--- BEGIN MATERIAL PROVIDED ---
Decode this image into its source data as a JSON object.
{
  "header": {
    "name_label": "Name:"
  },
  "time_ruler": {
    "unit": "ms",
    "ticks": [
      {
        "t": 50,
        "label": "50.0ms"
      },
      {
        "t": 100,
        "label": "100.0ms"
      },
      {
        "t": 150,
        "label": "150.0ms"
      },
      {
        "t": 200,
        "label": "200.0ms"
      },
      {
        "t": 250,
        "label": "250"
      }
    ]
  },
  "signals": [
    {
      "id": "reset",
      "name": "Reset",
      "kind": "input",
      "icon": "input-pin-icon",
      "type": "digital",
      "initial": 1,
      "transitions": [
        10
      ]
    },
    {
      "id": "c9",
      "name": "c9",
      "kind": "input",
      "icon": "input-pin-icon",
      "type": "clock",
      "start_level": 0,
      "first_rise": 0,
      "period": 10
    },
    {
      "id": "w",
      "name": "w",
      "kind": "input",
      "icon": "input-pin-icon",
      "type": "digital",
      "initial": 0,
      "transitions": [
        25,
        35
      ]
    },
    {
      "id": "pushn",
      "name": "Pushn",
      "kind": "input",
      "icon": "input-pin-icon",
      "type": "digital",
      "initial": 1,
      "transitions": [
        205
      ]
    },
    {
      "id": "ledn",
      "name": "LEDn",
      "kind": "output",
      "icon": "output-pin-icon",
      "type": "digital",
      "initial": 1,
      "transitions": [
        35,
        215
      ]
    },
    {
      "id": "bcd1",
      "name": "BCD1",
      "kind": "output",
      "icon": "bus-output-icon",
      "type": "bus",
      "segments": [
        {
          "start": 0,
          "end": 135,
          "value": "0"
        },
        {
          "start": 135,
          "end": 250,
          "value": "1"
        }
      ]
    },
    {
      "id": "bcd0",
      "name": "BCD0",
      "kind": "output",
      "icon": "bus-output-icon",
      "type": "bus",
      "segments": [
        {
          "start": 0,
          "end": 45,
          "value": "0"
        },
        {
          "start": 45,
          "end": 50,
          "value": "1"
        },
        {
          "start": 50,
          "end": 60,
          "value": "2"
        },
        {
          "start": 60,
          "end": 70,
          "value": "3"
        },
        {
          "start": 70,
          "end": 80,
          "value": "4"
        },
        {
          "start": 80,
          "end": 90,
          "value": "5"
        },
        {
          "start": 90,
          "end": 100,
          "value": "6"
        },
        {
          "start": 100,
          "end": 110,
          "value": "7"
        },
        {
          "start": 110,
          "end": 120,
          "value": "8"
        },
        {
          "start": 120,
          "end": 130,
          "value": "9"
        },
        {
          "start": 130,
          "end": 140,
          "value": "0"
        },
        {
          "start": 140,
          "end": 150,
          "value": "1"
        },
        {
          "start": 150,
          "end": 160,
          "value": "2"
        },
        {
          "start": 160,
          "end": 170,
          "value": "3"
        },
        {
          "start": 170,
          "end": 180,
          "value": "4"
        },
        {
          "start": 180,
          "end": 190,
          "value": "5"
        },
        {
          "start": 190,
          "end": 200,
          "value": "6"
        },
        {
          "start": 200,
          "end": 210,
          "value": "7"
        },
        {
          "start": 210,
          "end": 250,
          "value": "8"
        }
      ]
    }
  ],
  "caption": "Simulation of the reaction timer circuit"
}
--- END MATERIAL PROVIDED ---
THE PROBLEM
Reproduce the entries above in full by retyping them exactly.

SOLUTION BELOW
Decode this image into its source data as a JSON object.
{
  "header": {
    "name_label": "Name:"
  },
  "time_ruler": {
    "unit": "ms",
    "ticks": [
      {
        "t": 50,
        "label": "50.0ms"
      },
      {
        "t": 100,
        "label": "100.0ms"
      },
      {
        "t": 150,
        "label": "150.0ms"
      },
      {
        "t": 200,
        "label": "200.0ms"
      },
      {
        "t": 250,
        "label": "250"
      }
    ]
  },
  "signals": [
    {
      "id": "reset",
      "name": "Reset",
      "kind": "input",
      "icon": "input-pin-icon",
      "type": "digital",
      "initial": 1,
      "transitions": [
        10
      ]
    },
    {
      "id": "c9",
      "name": "c9",
      "kind": "input",
      "icon": "input-pin-icon",
      "type": "clock",
      "start_level": 0,
      "first_rise": 0,
      "period": 10
    },
    {
      "id": "w",
      "name": "w",
      "kind": "input",
      "icon": "input-pin-icon",
      "type": "digital",
      "initial": 0,
      "transitions": [
        25,
        35
      ]
    },
    {
      "id": "pushn",
      "name": "Pushn",
      "kind": "input",
      "icon": "input-pin-icon",
      "type": "digital",
      "initial": 1,
      "transitions": [
        205
      ]
    },
    {
      "id": "ledn",
      "name": "LEDn",
      "kind": "output",
      "icon": "output-pin-icon",
      "type": "digital",
      "initial": 1,
      "transitions": [
        35,
        215
      ]
    },
    {
      "id": "bcd1",
      "name": "BCD1",
      "kind": "output",
      "icon": "bus-output-icon",
      "type": "bus",
      "segments": [
        {
          "start": 0,
          "end": 135,
          "value": "0"
        },
        {
          "start": 135,
          "end": 250,
          "value": "1"
        }
      ]
    },
    {
      "id": "bcd0",
      "name": "BCD0",
      "kind": "output",
      "icon": "bus-output-icon",
      "type": "bus",
      "segments": [
        {
          "start": 0,
          "end": 45,
          "value": "0"
        },
        {
          "start": 45,
          "end": 50,
          "value": "1"
        },
        {
          "start": 50,
          "end": 60,
          "value": "2"
        },
        {
          "start": 60,
          "end": 70,
          "value": "3"
        },
        {
          "start": 70,
          "end": 80,
          "value": "4"
        },
        {
          "start": 80,
          "end": 90,
          "value": "5"
        },
        {
          "start": 90,
          "end": 100,
          "value": "6"
        },
        {
          "start": 100,
          "end": 110,
          "value": "7"
        },
        {
          "start": 110,
          "end": 120,
          "value": "8"
        },
        {
          "start": 120,
          "end": 130,
          "value": "9"
        },
        {
          "start": 130,
          "end": 140,
          "value": "0"
        },
        {
          "start": 140,
          "end": 150,
          "value": "1"
        },
        {
          "start": 150,
          "end": 160,
          "value": "2"
        },
        {
          "start": 160,
          "end": 170,
          "value": "3"
        },
        {
          "start": 170,
          "end": 180,
          "value": "4"
        },
        {
          "start": 180,
          "end": 190,
          "value": "5"
        },
        {
          "start": 190,
          "end": 200,
          "value": "6"
        },
        {
          "start": 200,
          "end": 210,
          "value": "7"
        },
        {
          "start": 210,
          "end": 250,
          "value": "8"
        }
      ]
    }
  ],
  "caption": "Simulation of the reaction timer circuit"
}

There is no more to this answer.